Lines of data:
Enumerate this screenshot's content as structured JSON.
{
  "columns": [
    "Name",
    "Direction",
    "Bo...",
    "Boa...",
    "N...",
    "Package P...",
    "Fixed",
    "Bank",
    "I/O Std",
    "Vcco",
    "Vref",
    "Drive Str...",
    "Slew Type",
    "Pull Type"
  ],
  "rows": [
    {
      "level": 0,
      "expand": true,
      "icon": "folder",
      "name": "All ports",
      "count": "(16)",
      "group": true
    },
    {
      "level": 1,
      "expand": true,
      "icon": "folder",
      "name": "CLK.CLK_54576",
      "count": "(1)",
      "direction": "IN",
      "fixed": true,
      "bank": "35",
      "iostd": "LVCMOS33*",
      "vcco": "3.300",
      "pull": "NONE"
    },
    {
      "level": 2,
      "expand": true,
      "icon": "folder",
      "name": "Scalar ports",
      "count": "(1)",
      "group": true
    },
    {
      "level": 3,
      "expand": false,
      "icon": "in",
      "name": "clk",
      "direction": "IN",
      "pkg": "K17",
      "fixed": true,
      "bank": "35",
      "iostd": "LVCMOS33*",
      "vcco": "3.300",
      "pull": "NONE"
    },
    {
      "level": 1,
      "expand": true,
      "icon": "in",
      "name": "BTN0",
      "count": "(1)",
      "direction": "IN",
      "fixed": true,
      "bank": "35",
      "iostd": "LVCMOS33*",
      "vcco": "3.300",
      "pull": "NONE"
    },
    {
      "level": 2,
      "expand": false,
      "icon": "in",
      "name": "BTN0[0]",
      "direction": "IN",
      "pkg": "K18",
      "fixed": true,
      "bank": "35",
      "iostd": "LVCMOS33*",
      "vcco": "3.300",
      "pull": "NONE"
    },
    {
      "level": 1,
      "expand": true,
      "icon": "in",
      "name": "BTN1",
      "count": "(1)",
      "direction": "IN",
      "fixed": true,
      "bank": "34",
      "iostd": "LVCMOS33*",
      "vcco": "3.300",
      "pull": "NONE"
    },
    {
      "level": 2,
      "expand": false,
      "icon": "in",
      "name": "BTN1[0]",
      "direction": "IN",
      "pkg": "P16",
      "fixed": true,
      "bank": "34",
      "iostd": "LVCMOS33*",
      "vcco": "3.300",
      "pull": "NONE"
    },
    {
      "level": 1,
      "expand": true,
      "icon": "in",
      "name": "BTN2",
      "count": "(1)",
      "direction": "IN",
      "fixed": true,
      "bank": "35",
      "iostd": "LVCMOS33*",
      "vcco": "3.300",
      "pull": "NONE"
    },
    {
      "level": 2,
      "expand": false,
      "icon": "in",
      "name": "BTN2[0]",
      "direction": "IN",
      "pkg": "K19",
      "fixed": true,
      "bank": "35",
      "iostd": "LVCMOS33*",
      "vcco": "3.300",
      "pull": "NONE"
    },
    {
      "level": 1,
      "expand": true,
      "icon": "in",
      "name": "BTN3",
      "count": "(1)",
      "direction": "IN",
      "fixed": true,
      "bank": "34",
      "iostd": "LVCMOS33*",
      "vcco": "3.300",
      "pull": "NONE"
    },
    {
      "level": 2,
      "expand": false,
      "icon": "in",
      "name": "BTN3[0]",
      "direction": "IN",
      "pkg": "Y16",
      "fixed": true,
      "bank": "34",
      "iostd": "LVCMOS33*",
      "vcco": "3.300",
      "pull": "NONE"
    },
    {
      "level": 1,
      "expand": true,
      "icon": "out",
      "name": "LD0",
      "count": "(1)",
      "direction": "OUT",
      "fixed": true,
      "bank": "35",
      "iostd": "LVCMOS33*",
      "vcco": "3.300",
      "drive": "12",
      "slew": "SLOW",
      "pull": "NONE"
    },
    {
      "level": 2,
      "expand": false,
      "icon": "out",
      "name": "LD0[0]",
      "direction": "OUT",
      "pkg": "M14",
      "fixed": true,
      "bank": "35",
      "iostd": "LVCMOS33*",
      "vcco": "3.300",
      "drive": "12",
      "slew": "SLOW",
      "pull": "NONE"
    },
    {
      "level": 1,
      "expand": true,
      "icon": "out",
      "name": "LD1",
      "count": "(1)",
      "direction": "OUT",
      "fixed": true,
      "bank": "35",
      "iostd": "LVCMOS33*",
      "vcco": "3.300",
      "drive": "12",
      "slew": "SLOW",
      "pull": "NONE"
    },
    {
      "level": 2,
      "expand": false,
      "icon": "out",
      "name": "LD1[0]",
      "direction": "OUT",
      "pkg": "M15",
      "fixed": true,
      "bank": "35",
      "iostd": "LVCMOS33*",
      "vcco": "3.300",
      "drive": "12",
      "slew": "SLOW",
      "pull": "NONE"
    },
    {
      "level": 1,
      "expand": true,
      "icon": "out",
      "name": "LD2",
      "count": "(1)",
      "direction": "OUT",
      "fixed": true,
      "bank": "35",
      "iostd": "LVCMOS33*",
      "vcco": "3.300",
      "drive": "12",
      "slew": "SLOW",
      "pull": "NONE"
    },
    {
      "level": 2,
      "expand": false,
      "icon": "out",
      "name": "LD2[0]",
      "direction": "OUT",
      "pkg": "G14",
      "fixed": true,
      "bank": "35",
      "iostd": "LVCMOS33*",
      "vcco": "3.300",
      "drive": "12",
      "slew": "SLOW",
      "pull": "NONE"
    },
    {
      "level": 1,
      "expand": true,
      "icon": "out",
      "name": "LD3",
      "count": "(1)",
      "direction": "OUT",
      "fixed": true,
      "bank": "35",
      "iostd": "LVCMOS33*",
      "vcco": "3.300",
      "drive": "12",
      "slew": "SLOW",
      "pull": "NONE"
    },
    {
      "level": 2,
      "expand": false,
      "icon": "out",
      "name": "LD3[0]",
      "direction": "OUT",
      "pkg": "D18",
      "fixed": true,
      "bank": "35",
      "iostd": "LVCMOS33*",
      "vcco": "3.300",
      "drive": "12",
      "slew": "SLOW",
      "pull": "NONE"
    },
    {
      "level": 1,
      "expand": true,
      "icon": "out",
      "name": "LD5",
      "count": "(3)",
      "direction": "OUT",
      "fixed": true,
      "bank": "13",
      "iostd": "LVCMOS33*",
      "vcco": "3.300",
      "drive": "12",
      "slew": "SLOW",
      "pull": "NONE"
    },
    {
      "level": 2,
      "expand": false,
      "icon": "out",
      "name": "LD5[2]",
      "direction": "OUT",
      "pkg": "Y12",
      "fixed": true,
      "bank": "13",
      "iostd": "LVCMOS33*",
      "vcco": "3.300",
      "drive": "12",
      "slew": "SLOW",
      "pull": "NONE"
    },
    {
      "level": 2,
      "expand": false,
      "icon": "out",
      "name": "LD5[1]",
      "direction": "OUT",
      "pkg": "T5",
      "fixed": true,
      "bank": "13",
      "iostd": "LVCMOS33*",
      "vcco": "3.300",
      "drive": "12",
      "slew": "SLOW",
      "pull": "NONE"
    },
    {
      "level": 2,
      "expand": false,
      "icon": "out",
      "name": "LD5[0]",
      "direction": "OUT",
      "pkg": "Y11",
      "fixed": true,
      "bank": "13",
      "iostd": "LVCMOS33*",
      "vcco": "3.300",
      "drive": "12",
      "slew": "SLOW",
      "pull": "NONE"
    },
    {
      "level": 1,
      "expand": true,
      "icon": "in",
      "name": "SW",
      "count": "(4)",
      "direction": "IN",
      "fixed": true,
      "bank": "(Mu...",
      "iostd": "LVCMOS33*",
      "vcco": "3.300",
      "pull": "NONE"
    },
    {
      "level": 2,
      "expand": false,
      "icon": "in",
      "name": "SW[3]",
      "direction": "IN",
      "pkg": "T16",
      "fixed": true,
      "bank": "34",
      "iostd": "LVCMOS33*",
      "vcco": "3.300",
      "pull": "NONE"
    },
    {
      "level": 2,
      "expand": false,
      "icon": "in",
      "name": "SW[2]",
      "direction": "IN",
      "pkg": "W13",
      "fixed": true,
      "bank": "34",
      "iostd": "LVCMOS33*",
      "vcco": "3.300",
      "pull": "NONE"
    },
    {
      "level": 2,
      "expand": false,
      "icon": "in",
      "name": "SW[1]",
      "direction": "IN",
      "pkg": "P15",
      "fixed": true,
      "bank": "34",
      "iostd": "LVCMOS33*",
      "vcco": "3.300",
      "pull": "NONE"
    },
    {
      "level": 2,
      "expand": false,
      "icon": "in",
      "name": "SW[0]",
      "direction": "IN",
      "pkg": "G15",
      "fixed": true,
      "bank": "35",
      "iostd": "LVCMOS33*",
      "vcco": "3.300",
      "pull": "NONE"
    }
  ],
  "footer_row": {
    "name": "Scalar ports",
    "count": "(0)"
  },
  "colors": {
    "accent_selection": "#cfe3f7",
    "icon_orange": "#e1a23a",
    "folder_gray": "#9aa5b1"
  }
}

Your instructions » Tally the lines holding the string "ports" and give only the count.

Output » 3